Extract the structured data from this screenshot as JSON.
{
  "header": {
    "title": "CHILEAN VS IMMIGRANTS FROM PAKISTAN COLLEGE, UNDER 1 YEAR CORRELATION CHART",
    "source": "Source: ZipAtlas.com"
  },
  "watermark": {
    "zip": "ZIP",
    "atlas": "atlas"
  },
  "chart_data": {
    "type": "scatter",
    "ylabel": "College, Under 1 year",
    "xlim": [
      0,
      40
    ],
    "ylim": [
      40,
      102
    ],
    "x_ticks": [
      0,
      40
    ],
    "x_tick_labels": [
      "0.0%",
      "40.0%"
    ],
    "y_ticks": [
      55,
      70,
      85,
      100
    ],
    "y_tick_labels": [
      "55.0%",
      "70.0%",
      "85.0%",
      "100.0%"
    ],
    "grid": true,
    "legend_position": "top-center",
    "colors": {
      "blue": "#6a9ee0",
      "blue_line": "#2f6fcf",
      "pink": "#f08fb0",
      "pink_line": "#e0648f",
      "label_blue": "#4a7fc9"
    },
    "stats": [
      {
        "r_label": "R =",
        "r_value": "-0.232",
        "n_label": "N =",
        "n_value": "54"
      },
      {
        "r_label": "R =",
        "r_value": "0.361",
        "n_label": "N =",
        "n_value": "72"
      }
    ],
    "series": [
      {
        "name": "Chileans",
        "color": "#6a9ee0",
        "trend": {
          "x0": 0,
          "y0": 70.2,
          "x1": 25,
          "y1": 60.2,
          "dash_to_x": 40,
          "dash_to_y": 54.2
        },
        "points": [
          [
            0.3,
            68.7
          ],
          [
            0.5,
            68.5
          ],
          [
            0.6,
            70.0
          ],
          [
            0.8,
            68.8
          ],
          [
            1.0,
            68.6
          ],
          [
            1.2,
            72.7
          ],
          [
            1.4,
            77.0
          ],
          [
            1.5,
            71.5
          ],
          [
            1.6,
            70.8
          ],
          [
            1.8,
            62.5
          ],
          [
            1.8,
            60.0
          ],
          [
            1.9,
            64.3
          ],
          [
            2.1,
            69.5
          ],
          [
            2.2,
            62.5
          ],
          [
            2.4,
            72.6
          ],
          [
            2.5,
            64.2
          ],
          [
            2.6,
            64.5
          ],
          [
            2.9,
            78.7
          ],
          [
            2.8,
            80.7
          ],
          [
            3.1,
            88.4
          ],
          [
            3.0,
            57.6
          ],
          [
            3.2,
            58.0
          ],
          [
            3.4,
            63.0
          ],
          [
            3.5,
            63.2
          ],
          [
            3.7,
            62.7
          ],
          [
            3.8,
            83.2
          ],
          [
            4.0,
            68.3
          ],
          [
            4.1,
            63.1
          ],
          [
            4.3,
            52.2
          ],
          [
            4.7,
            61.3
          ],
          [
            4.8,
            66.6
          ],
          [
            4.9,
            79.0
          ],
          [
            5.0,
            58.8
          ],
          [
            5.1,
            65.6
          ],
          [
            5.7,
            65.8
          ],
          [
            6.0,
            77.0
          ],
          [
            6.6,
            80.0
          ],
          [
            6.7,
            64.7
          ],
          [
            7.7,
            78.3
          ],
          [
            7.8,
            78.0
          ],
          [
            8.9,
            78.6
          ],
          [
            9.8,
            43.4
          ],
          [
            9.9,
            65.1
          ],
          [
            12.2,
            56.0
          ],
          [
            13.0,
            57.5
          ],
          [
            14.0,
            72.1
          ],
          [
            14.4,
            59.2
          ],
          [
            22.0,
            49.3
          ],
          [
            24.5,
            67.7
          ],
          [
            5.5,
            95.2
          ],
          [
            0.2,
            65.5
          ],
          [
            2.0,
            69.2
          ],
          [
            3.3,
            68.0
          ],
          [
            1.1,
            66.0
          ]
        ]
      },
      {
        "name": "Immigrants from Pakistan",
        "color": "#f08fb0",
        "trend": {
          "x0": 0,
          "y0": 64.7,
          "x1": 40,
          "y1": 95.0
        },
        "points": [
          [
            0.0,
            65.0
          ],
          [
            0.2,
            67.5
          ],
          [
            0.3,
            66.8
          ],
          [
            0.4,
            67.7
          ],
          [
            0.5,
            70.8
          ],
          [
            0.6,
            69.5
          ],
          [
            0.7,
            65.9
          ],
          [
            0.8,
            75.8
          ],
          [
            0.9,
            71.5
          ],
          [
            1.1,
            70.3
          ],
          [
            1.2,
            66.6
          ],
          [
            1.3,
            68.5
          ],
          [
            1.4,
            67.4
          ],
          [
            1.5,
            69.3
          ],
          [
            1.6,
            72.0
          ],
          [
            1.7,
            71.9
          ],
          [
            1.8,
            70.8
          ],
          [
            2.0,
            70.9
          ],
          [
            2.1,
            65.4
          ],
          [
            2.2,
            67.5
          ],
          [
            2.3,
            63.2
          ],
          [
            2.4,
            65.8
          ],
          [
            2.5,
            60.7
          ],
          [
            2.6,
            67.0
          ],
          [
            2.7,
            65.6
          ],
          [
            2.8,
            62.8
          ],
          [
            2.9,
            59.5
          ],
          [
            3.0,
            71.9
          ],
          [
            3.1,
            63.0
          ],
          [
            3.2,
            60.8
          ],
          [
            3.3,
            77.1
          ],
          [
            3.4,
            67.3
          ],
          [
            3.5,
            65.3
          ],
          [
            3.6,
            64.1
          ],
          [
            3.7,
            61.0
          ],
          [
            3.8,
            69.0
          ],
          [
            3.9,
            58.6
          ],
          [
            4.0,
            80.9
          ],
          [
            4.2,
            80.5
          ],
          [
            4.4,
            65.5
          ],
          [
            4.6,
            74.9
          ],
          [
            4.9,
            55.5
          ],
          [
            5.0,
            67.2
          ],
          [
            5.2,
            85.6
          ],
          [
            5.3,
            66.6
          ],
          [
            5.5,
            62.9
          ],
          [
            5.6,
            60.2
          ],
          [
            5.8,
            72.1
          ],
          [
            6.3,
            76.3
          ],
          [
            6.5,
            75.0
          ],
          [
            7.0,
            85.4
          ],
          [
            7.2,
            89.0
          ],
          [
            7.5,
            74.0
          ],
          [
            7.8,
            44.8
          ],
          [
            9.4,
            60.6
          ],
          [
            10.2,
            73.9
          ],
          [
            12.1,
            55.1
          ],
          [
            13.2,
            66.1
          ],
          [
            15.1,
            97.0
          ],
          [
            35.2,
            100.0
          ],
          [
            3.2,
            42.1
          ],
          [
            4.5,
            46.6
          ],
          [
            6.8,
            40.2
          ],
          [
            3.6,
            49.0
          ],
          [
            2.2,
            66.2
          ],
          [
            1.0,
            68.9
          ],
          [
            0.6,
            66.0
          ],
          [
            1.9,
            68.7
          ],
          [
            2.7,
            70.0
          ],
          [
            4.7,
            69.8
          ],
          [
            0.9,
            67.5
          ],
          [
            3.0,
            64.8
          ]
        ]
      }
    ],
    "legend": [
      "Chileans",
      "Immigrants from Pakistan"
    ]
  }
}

» YOUR GOAL: Give the entries again in full, exactly as they are written.

» TASK ANSWER:
Extract the structured data from this screenshot as JSON.
{
  "header": {
    "title": "CHILEAN VS IMMIGRANTS FROM PAKISTAN COLLEGE, UNDER 1 YEAR CORRELATION CHART",
    "source": "Source: ZipAtlas.com"
  },
  "watermark": {
    "zip": "ZIP",
    "atlas": "atlas"
  },
  "chart_data": {
    "type": "scatter",
    "ylabel": "College, Under 1 year",
    "xlim": [
      0,
      40
    ],
    "ylim": [
      40,
      102
    ],
    "x_ticks": [
      0,
      40
    ],
    "x_tick_labels": [
      "0.0%",
      "40.0%"
    ],
    "y_ticks": [
      55,
      70,
      85,
      100
    ],
    "y_tick_labels": [
      "55.0%",
      "70.0%",
      "85.0%",
      "100.0%"
    ],
    "grid": true,
    "legend_position": "top-center",
    "colors": {
      "blue": "#6a9ee0",
      "blue_line": "#2f6fcf",
      "pink": "#f08fb0",
      "pink_line": "#e0648f",
      "label_blue": "#4a7fc9"
    },
    "stats": [
      {
        "r_label": "R =",
        "r_value": "-0.232",
        "n_label": "N =",
        "n_value": "54"
      },
      {
        "r_label": "R =",
        "r_value": "0.361",
        "n_label": "N =",
        "n_value": "72"
      }
    ],
    "series": [
      {
        "name": "Chileans",
        "color": "#6a9ee0",
        "trend": {
          "x0": 0,
          "y0": 70.2,
          "x1": 25,
          "y1": 60.2,
          "dash_to_x": 40,
          "dash_to_y": 54.2
        },
        "points": [
          [
            0.3,
            68.7
          ],
          [
            0.5,
            68.5
          ],
          [
            0.6,
            70.0
          ],
          [
            0.8,
            68.8
          ],
          [
            1.0,
            68.6
          ],
          [
            1.2,
            72.7
          ],
          [
            1.4,
            77.0
          ],
          [
            1.5,
            71.5
          ],
          [
            1.6,
            70.8
          ],
          [
            1.8,
            62.5
          ],
          [
            1.8,
            60.0
          ],
          [
            1.9,
            64.3
          ],
          [
            2.1,
            69.5
          ],
          [
            2.2,
            62.5
          ],
          [
            2.4,
            72.6
          ],
          [
            2.5,
            64.2
          ],
          [
            2.6,
            64.5
          ],
          [
            2.9,
            78.7
          ],
          [
            2.8,
            80.7
          ],
          [
            3.1,
            88.4
          ],
          [
            3.0,
            57.6
          ],
          [
            3.2,
            58.0
          ],
          [
            3.4,
            63.0
          ],
          [
            3.5,
            63.2
          ],
          [
            3.7,
            62.7
          ],
          [
            3.8,
            83.2
          ],
          [
            4.0,
            68.3
          ],
          [
            4.1,
            63.1
          ],
          [
            4.3,
            52.2
          ],
          [
            4.7,
            61.3
          ],
          [
            4.8,
            66.6
          ],
          [
            4.9,
            79.0
          ],
          [
            5.0,
            58.8
          ],
          [
            5.1,
            65.6
          ],
          [
            5.7,
            65.8
          ],
          [
            6.0,
            77.0
          ],
          [
            6.6,
            80.0
          ],
          [
            6.7,
            64.7
          ],
          [
            7.7,
            78.3
          ],
          [
            7.8,
            78.0
          ],
          [
            8.9,
            78.6
          ],
          [
            9.8,
            43.4
          ],
          [
            9.9,
            65.1
          ],
          [
            12.2,
            56.0
          ],
          [
            13.0,
            57.5
          ],
          [
            14.0,
            72.1
          ],
          [
            14.4,
            59.2
          ],
          [
            22.0,
            49.3
          ],
          [
            24.5,
            67.7
          ],
          [
            5.5,
            95.2
          ],
          [
            0.2,
            65.5
          ],
          [
            2.0,
            69.2
          ],
          [
            3.3,
            68.0
          ],
          [
            1.1,
            66.0
          ]
        ]
      },
      {
        "name": "Immigrants from Pakistan",
        "color": "#f08fb0",
        "trend": {
          "x0": 0,
          "y0": 64.7,
          "x1": 40,
          "y1": 95.0
        },
        "points": [
          [
            0.0,
            65.0
          ],
          [
            0.2,
            67.5
          ],
          [
            0.3,
            66.8
          ],
          [
            0.4,
            67.7
          ],
          [
            0.5,
            70.8
          ],
          [
            0.6,
            69.5
          ],
          [
            0.7,
            65.9
          ],
          [
            0.8,
            75.8
          ],
          [
            0.9,
            71.5
          ],
          [
            1.1,
            70.3
          ],
          [
            1.2,
            66.6
          ],
          [
            1.3,
            68.5
          ],
          [
            1.4,
            67.4
          ],
          [
            1.5,
            69.3
          ],
          [
            1.6,
            72.0
          ],
          [
            1.7,
            71.9
          ],
          [
            1.8,
            70.8
          ],
          [
            2.0,
            70.9
          ],
          [
            2.1,
            65.4
          ],
          [
            2.2,
            67.5
          ],
          [
            2.3,
            63.2
          ],
          [
            2.4,
            65.8
          ],
          [
            2.5,
            60.7
          ],
          [
            2.6,
            67.0
          ],
          [
            2.7,
            65.6
          ],
          [
            2.8,
            62.8
          ],
          [
            2.9,
            59.5
          ],
          [
            3.0,
            71.9
          ],
          [
            3.1,
            63.0
          ],
          [
            3.2,
            60.8
          ],
          [
            3.3,
            77.1
          ],
          [
            3.4,
            67.3
          ],
          [
            3.5,
            65.3
          ],
          [
            3.6,
            64.1
          ],
          [
            3.7,
            61.0
          ],
          [
            3.8,
            69.0
          ],
          [
            3.9,
            58.6
          ],
          [
            4.0,
            80.9
          ],
          [
            4.2,
            80.5
          ],
          [
            4.4,
            65.5
          ],
          [
            4.6,
            74.9
          ],
          [
            4.9,
            55.5
          ],
          [
            5.0,
            67.2
          ],
          [
            5.2,
            85.6
          ],
          [
            5.3,
            66.6
          ],
          [
            5.5,
            62.9
          ],
          [
            5.6,
            60.2
          ],
          [
            5.8,
            72.1
          ],
          [
            6.3,
            76.3
          ],
          [
            6.5,
            75.0
          ],
          [
            7.0,
            85.4
          ],
          [
            7.2,
            89.0
          ],
          [
            7.5,
            74.0
          ],
          [
            7.8,
            44.8
          ],
          [
            9.4,
            60.6
          ],
          [
            10.2,
            73.9
          ],
          [
            12.1,
            55.1
          ],
          [
            13.2,
            66.1
          ],
          [
            15.1,
            97.0
          ],
          [
            35.2,
            100.0
          ],
          [
            3.2,
            42.1
          ],
          [
            4.5,
            46.6
          ],
          [
            6.8,
            40.2
          ],
          [
            3.6,
            49.0
          ],
          [
            2.2,
            66.2
          ],
          [
            1.0,
            68.9
          ],
          [
            0.6,
            66.0
          ],
          [
            1.9,
            68.7
          ],
          [
            2.7,
            70.0
          ],
          [
            4.7,
            69.8
          ],
          [
            0.9,
            67.5
          ],
          [
            3.0,
            64.8
          ]
        ]
      }
    ],
    "legend": [
      "Chileans",
      "Immigrants from Pakistan"
    ]
  }
}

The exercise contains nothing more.